▸ **Extracted text**:
__________________________________________________

Having the perpetually befuddled Camper impersonate a baron provides a fun little character moment at the beginning of the story, but there’s not really a lot going on here. Fortunately, this arc also introduces the Moomo brothers, who are great fun in a developmentally arrested, physically abusive sort of way. Nearly all Ithorians in the EU are depicted as peaceful nature-lovers, and Gryph explains that they maintain that reputation by kicking out violent knuckleheads like the Moomos.

They’re fun characters but the rest of this just feels like filler. I’m sorry but I don’t care about Zayne’s father. I just don’t.

2/5 Death Stars.

Thursday, August 13, 2015

Of Councils, Butler Droids, and Giant Blue Faces

Knights of the Old Republic #9: Flashpoint Interlude: Homecoming

Author: John Jackson Miller
Artist: Brian Ching
Medium: Comic
Publication Date: October 2006
Timeline Placement: 3,963 BBY
Series: Knights of the Old Republic

After Zayne Carrick’s escape from Taris, the Jedi Masters stationed there were recalled to Coruscant. On their way to meet with the Jedi High Council, Lucien Draay, Q’Anilia, Raana Tey, Xamar, and Feln stop by Lucien’s family estate to see his mother, but Lucien is turned away at the door by his family’s droid butler.

__________________________________________________

▸ **Excerpted data**:

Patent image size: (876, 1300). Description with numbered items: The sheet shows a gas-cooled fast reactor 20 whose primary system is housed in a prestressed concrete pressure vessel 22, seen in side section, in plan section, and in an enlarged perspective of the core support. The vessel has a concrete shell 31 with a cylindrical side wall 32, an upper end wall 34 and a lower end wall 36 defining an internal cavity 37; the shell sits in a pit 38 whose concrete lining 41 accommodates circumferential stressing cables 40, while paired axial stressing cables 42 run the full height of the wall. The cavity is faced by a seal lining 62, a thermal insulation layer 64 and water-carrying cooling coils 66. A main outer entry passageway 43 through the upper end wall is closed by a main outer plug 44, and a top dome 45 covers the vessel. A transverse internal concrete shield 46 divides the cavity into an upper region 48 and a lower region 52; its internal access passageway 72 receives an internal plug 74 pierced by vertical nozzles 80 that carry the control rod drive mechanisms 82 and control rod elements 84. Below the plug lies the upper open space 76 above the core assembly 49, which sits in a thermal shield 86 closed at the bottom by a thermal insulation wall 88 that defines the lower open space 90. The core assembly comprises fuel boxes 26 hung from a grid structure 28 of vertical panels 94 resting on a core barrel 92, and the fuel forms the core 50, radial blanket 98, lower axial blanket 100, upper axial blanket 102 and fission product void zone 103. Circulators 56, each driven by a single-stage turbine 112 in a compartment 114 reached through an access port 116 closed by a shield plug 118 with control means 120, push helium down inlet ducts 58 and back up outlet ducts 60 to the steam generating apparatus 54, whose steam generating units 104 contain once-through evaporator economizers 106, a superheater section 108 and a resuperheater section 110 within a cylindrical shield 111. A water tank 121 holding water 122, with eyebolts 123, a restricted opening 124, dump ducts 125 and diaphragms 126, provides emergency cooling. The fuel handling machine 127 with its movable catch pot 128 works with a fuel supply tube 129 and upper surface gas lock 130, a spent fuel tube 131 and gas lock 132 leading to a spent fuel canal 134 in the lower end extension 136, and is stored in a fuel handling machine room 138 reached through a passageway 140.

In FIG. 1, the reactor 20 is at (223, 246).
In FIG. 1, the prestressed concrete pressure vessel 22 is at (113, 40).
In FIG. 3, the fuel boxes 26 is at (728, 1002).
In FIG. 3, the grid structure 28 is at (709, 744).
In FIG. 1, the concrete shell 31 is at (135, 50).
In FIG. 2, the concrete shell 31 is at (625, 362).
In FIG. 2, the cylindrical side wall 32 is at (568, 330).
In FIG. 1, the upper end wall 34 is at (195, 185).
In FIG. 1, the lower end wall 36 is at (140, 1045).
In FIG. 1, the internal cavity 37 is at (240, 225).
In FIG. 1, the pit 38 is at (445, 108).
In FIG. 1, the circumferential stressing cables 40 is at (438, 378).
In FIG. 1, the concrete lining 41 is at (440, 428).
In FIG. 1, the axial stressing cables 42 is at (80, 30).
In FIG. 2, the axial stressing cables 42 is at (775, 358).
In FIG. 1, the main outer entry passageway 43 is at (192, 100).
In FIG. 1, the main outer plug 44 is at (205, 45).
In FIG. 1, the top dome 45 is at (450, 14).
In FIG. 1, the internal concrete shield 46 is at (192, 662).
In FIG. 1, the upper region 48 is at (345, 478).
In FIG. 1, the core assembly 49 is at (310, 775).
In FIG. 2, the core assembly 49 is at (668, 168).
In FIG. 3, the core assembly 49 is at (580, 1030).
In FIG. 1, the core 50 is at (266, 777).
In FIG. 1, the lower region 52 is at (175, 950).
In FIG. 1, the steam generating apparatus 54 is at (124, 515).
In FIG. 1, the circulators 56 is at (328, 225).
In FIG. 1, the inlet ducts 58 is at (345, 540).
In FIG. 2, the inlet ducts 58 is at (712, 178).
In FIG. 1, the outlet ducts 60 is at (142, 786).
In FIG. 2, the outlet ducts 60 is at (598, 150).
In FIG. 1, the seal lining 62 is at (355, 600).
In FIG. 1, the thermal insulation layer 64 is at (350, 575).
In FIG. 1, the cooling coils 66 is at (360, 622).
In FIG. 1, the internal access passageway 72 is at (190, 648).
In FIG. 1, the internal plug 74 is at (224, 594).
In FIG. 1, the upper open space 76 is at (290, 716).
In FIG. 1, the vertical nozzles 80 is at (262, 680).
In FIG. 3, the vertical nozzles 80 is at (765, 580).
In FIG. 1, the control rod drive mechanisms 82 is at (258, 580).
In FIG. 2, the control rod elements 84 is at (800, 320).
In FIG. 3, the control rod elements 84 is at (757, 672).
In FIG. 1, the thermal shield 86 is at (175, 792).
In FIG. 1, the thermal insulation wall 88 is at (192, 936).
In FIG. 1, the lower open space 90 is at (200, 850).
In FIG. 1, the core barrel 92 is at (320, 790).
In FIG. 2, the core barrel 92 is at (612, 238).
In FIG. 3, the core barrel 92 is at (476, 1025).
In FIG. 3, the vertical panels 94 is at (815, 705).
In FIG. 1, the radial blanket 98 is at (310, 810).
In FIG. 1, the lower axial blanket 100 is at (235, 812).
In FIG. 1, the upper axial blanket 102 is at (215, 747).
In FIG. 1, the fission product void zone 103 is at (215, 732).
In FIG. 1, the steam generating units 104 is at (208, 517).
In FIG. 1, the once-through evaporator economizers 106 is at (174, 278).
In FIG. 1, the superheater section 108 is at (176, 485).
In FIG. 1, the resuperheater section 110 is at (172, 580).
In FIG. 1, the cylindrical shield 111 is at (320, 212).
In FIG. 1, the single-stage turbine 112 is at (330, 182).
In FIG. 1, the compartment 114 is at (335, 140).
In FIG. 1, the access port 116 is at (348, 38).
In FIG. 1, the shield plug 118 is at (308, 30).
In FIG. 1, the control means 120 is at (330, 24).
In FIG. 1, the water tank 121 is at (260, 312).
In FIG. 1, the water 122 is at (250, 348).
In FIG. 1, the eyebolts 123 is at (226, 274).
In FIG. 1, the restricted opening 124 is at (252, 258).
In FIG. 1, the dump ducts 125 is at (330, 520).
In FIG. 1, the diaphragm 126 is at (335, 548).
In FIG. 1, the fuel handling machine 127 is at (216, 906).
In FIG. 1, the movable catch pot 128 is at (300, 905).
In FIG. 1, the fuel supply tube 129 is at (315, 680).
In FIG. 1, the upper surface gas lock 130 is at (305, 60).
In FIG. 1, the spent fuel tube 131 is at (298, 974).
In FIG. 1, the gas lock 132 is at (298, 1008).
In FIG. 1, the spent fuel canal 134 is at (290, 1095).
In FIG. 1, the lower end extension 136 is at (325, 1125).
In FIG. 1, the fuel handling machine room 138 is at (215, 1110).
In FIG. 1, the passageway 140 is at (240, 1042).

__________________________________________________

▸ **Problem set**:
a – According to the review, who turns Lucien away at the door of his family estate?
b – Reproduce the part of the review starting with "Of Councils, Butler" and going on through "family’s droid butler.".

▸ **Responses per task**:
a – His family's droid butler turns him away.

b –
Of Councils, Butler Droids, and Giant Blue Faces

Knights of the Old Republic #9: Flashpoint Interlude: Homecoming

Author: John Jackson Miller
Artist: Brian Ching
Medium: Comic
Publication Date: October 2006
Timeline Placement: 3,963 BBY
Series: Knights of the Old Republic

After Zayne Carrick’s escape from Taris, the Jedi Masters stationed there were recalled to Coruscant. On their way to meet with the Jedi High Council, Lucien Draay, Q’Anilia, Raana Tey, Xamar, and Feln stop by Lucien’s family estate to see his mother, but Lucien is turned away at the door by his family’s droid butler.